FAQ: Objects - Pass By Reference

Frequently Asked Questions JavaScript FAQ
190

The explanation object -pass by reference concept is confusing .
In the codecademy code example i added a line and am getting ‘Earth’ inside the function but the object in function reassignment fails as stated. So codecademy explanation does not make sense:" When we passed spaceship into that function, obj became a reference to the memory location of the spaceship object, but not to the spaceship variable. This is because the obj parameter of the tryReassignment() function is a variable in its own right. The body of tryReassignment() has no knowledge of the spaceship variable at all!" what now???

If the " The body of tryReassignment() has no knowledge of the spaceship variable at all!" then how come my obj.homePlanet returns Earth? And after reassignment returns Undefined.

▸ Material supplied
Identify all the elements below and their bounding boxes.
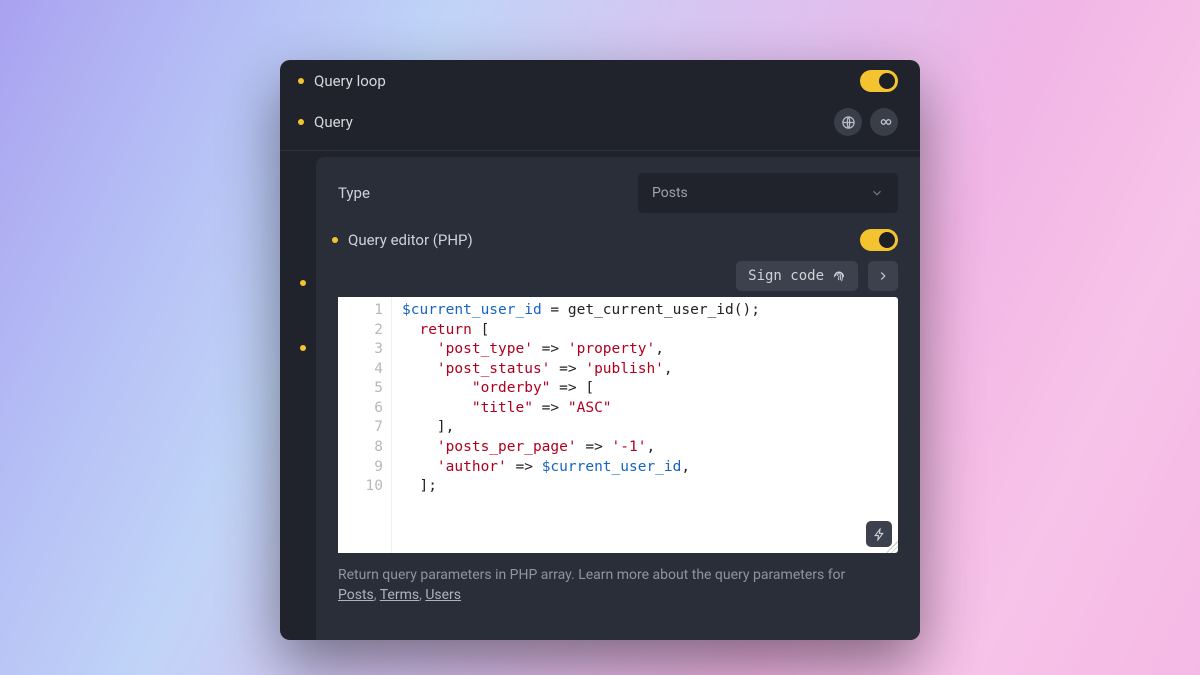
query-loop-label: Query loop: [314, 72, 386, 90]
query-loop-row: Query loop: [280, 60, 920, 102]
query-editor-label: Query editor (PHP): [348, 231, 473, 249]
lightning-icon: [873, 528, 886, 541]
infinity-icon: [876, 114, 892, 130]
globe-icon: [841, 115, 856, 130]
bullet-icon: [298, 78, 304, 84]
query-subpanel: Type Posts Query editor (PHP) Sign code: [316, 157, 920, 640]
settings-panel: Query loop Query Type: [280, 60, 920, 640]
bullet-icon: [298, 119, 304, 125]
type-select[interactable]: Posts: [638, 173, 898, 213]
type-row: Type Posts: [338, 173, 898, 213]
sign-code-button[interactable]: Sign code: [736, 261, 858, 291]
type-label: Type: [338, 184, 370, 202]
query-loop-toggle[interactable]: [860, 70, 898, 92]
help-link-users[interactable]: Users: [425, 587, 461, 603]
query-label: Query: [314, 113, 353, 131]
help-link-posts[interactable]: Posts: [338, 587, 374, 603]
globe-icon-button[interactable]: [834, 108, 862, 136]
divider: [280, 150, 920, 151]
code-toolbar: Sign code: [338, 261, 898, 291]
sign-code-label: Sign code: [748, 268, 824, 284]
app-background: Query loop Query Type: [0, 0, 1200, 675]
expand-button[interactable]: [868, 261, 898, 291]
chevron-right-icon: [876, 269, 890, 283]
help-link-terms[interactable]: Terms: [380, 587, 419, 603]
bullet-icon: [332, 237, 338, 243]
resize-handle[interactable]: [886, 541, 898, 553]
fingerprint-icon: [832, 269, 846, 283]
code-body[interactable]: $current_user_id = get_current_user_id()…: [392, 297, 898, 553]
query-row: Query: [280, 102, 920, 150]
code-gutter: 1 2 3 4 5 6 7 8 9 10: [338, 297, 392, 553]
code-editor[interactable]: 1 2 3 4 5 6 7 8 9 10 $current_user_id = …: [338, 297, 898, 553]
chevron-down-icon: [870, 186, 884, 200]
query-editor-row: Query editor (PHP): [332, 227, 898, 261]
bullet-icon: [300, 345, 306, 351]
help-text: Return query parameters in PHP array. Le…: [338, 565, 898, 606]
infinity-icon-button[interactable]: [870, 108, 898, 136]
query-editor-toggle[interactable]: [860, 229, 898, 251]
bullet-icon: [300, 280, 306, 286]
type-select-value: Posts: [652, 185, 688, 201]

==

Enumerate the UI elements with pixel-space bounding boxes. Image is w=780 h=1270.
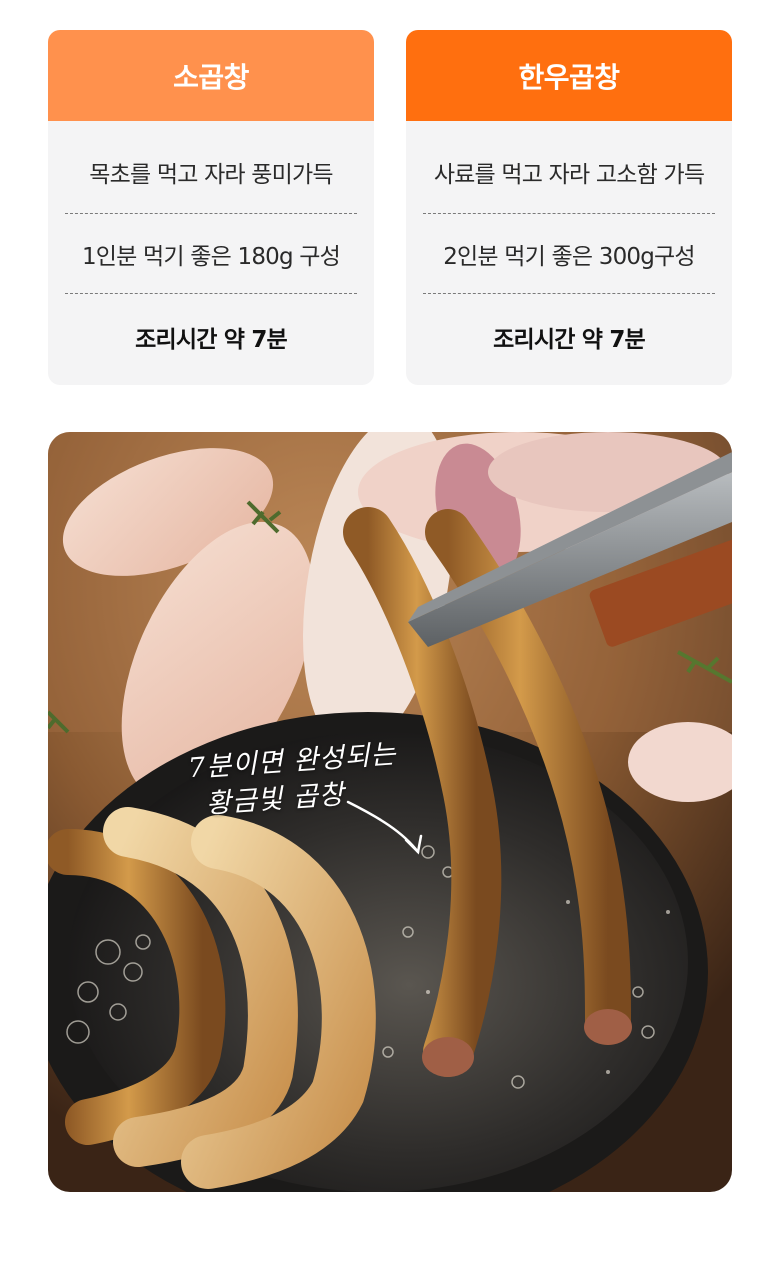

▸ Stated exercise
According to the forum post on passing objects by reference, what does obj.homePlanet return after the reassignment? The entries are separate material, unrelated to the forum post on passing objects by reference.

▸ Complete output
Undefined.